-- Aim --
Find every line in the records below that holds the word "JSON" and copy it.

___ Records for the task

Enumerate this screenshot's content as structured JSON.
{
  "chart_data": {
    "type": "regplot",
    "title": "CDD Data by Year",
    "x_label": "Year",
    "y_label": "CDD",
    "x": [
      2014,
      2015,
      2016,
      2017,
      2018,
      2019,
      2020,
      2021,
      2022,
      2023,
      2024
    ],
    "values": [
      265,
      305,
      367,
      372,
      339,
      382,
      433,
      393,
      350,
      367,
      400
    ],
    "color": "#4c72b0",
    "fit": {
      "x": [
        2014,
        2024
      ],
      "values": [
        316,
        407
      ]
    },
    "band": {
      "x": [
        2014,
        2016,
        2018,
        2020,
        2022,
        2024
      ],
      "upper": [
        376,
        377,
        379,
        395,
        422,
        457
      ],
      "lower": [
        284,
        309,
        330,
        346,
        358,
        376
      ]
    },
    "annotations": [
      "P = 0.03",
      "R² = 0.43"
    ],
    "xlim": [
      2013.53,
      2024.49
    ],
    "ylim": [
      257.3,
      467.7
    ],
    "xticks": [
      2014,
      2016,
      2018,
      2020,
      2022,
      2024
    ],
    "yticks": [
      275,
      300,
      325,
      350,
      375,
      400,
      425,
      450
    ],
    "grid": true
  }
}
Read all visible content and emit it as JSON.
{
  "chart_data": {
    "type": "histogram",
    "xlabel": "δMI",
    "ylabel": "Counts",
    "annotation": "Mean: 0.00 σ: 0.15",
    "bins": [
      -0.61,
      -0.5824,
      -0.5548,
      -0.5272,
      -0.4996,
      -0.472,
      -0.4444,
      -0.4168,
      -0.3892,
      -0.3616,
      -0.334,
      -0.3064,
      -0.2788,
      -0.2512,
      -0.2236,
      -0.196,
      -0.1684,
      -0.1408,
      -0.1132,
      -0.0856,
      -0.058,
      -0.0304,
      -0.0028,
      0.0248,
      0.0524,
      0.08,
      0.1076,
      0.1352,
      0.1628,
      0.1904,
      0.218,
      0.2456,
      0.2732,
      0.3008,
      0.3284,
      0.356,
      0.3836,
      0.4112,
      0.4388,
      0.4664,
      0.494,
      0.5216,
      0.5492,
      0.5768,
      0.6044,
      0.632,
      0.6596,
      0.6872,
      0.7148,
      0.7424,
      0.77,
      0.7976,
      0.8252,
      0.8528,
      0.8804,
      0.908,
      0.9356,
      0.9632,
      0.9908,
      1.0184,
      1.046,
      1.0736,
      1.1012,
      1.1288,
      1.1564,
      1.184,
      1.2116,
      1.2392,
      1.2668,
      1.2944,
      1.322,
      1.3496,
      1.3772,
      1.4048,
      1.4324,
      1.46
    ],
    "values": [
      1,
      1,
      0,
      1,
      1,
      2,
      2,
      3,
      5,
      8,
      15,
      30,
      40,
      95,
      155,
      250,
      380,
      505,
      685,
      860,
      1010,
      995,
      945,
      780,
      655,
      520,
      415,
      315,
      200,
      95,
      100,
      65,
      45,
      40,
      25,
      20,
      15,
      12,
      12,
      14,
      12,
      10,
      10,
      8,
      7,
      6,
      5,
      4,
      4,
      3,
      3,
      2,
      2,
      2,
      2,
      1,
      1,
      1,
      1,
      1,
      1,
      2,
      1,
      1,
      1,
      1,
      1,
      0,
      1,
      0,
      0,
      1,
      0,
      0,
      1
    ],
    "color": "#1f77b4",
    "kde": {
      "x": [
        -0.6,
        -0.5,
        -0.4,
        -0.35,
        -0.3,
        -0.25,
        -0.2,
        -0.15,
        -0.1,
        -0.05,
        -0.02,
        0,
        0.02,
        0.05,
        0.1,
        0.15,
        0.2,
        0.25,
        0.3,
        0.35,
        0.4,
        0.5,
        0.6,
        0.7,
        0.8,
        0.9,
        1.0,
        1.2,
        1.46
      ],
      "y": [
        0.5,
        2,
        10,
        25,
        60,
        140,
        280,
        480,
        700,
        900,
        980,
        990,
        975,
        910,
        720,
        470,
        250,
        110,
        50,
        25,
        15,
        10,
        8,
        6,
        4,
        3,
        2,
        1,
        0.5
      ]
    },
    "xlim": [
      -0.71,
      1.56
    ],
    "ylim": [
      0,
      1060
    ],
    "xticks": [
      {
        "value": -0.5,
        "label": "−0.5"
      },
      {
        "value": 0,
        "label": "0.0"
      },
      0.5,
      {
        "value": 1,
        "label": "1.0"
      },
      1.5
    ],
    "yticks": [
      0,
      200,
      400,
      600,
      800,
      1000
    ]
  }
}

______

-- Answer to this exercise --
Enumerate this screenshot's content as structured JSON.
Read all visible content and emit it as JSON.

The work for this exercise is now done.